=== Data entries ===
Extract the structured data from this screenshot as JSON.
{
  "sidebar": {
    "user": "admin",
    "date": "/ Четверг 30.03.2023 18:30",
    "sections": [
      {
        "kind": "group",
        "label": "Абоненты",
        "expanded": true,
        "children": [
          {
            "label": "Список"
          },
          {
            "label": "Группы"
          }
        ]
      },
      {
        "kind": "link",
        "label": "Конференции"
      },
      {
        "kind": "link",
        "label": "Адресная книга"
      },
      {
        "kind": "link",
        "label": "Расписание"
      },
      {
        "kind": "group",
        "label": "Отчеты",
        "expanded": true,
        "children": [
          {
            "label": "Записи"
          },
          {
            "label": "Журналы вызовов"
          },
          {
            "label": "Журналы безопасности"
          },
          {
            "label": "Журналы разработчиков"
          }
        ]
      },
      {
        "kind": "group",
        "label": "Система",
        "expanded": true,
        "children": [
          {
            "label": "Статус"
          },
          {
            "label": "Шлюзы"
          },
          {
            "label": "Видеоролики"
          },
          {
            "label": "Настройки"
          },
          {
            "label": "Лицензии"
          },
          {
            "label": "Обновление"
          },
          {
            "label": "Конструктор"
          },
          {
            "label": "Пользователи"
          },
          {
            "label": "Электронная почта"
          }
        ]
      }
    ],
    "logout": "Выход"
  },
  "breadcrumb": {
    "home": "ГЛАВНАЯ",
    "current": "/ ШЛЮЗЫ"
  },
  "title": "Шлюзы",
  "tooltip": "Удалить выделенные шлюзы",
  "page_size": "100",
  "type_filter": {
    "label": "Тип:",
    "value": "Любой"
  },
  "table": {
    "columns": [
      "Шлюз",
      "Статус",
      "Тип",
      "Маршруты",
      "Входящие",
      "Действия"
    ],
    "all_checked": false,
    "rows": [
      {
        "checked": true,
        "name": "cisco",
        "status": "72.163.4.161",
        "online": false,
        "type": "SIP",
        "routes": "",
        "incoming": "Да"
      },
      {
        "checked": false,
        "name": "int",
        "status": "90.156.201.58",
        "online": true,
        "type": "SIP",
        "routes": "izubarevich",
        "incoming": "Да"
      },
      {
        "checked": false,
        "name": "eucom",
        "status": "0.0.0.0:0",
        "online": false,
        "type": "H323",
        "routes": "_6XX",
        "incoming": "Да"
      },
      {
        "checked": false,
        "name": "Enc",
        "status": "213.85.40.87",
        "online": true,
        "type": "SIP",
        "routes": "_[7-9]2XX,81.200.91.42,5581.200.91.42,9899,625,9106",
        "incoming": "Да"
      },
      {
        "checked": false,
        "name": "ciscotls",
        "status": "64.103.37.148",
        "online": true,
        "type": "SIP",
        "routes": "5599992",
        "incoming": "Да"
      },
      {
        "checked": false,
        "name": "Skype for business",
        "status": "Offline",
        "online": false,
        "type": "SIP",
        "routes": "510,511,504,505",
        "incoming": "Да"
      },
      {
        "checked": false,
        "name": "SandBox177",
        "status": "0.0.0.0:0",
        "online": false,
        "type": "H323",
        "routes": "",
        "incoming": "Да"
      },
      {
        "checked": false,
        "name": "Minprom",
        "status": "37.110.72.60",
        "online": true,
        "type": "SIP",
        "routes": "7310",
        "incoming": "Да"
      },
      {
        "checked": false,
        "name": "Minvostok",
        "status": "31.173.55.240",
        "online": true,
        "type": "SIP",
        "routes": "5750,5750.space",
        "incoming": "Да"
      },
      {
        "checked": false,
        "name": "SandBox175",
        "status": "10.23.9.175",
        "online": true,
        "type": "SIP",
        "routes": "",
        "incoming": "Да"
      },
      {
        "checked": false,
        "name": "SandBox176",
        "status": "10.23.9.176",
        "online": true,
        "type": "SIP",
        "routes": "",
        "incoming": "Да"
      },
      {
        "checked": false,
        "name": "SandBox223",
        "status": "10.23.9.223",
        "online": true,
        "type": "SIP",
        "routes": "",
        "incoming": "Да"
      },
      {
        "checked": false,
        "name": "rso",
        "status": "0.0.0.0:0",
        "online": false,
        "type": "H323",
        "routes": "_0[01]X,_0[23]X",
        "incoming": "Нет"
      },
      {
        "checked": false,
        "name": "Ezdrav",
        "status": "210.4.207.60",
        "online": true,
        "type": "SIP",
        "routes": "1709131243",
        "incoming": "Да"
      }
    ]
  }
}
===
- **Direction**: Output the records exactly, including every line.

- **Exercise response**:
Extract the structured data from this screenshot as JSON.
{
  "sidebar": {
    "user": "admin",
    "date": "/ Четверг 30.03.2023 18:30",
    "sections": [
      {
        "kind": "group",
        "label": "Абоненты",
        "expanded": true,
        "children": [
          {
            "label": "Список"
          },
          {
            "label": "Группы"
          }
        ]
      },
      {
        "kind": "link",
        "label": "Конференции"
      },
      {
        "kind": "link",
        "label": "Адресная книга"
      },
      {
        "kind": "link",
        "label": "Расписание"
      },
      {
        "kind": "group",
        "label": "Отчеты",
        "expanded": true,
        "children": [
          {
            "label": "Записи"
          },
          {
            "label": "Журналы вызовов"
          },
          {
            "label": "Журналы безопасности"
          },
          {
            "label": "Журналы разработчиков"
          }
        ]
      },
      {
        "kind": "group",
        "label": "Система",
        "expanded": true,
        "children": [
          {
            "label": "Статус"
          },
          {
            "label": "Шлюзы"
          },
          {
            "label": "Видеоролики"
          },
          {
            "label": "Настройки"
          },
          {
            "label": "Лицензии"
          },
          {
            "label": "Обновление"
          },
          {
            "label": "Конструктор"
          },
          {
            "label": "Пользователи"
          },
          {
            "label": "Электронная почта"
          }
        ]
      }
    ],
    "logout": "Выход"
  },
  "breadcrumb": {
    "home": "ГЛАВНАЯ",
    "current": "/ ШЛЮЗЫ"
  },
  "title": "Шлюзы",
  "tooltip": "Удалить выделенные шлюзы",
  "page_size": "100",
  "type_filter": {
    "label": "Тип:",
    "value": "Любой"
  },
  "table": {
    "columns": [
      "Шлюз",
      "Статус",
      "Тип",
      "Маршруты",
      "Входящие",
      "Действия"
    ],
    "all_checked": false,
    "rows": [
      {
        "checked": true,
        "name": "cisco",
        "status": "72.163.4.161",
        "online": false,
        "type": "SIP",
        "routes": "",
        "incoming": "Да"
      },
      {
        "checked": false,
        "name": "int",
        "status": "90.156.201.58",
        "online": true,
        "type": "SIP",
        "routes": "izubarevich",
        "incoming": "Да"
      },
      {
        "checked": false,
        "name": "eucom",
        "status": "0.0.0.0:0",
        "online": false,
        "type": "H323",
        "routes": "_6XX",
        "incoming": "Да"
      },
      {
        "checked": false,
        "name": "Enc",
        "status": "213.85.40.87",
        "online": true,
        "type": "SIP",
        "routes": "_[7-9]2XX,81.200.91.42,5581.200.91.42,9899,625,9106",
        "incoming": "Да"
      },
      {
        "checked": false,
        "name": "ciscotls",
        "status": "64.103.37.148",
        "online": true,
        "type": "SIP",
        "routes": "5599992",
        "incoming": "Да"
      },
      {
        "checked": false,
        "name": "Skype for business",
        "status": "Offline",
        "online": false,
        "type": "SIP",
        "routes": "510,511,504,505",
        "incoming": "Да"
      },
      {
        "checked": false,
        "name": "SandBox177",
        "status": "0.0.0.0:0",
        "online": false,
        "type": "H323",
        "routes": "",
        "incoming": "Да"
      },
      {
        "checked": false,
        "name": "Minprom",
        "status": "37.110.72.60",
        "online": true,
        "type": "SIP",
        "routes": "7310",
        "incoming": "Да"
      },
      {
        "checked": false,
        "name": "Minvostok",
        "status": "31.173.55.240",
        "online": true,
        "type": "SIP",
        "routes": "5750,5750.space",
        "incoming": "Да"
      },
      {
        "checked": false,
        "name": "SandBox175",
        "status": "10.23.9.175",
        "online": true,
        "type": "SIP",
        "routes": "",
        "incoming": "Да"
      },
      {
        "checked": false,
        "name": "SandBox176",
        "status": "10.23.9.176",
        "online": true,
        "type": "SIP",
        "routes": "",
        "incoming": "Да"
      },
      {
        "checked": false,
        "name": "SandBox223",
        "status": "10.23.9.223",
        "online": true,
        "type": "SIP",
        "routes": "",
        "incoming": "Да"
      },
      {
        "checked": false,
        "name": "rso",
        "status": "0.0.0.0:0",
        "online": false,
        "type": "H323",
        "routes": "_0[01]X,_0[23]X",
        "incoming": "Нет"
      },
      {
        "checked": false,
        "name": "Ezdrav",
        "status": "210.4.207.60",
        "online": true,
        "type": "SIP",
        "routes": "1709131243",
        "incoming": "Да"
      }
    ]
  }
}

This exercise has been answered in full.